**REQUIRED WORK**.
1. Please summarize the post "God in the Common Places" in two sentences.
2. Repeat the stretch of the post from "God in the Common" through "the article ...", word for word.

Friday, November 30, 2007

God in the Common Places

I was in my "office" again today - the Second Cup coffee shop at Promenade Mall. I have a hard time being productive when I'm just sitting at my desk in the basement of my house. It helps me focus when there is a lot of "white noise" activity going on around me. I get more reading done. I can journal better. I can even write better sitting in a busy place.

But that's not the only reason I go to the mall. I like to watch people. I like waiting for divine appointments. I like to see the interactions that happen "in passing." I wrote this following article for a newsletter a few years ago as I was trying to understand the concept of what I now know as Missio Dei or "the missional God" - the one who becomes like us and goes out from where He is to be with us. He is the incarnational God - God with us - Immanuel. Here's the article ...

**INFORMATION SUPPLIED**.
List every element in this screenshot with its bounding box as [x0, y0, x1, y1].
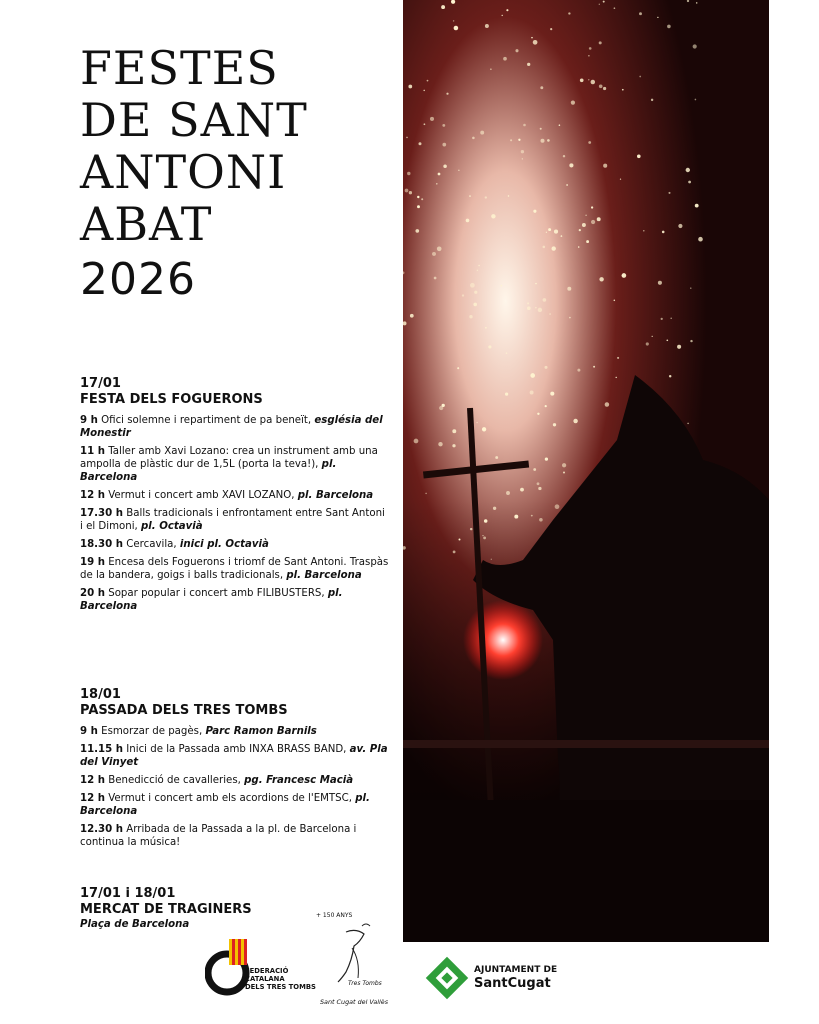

**ANSWERS GIVEN**.
1. The writer works at the Second Cup coffee shop in Promenade Mall because the surrounding activity makes it easier to focus, read, journal and write. The writer also goes there to watch people and wait for divine appointments, and introduces an article written a few years earlier about Missio Dei, the incarnational God who goes out to be with us.

2.
God in the Common Places

I was in my "office" again today - the Second Cup coffee shop at Promenade Mall. I have a hard time being productive when I'm just sitting at my desk in the basement of my house. It helps me focus when there is a lot of "white noise" activity going on around me. I get more reading done. I can journal better. I can even write better sitting in a busy place.

But that's not the only reason I go to the mall. I like to watch people. I like waiting for divine appointments. I like to see the interactions that happen "in passing." I wrote this following article for a newsletter a few years ago as I was trying to understand the concept of what I now know as Missio Dei or "the missional God" - the one who becomes like us and goes out from where He is to be with us. He is the incarnational God - God with us - Immanuel. Here's the article ...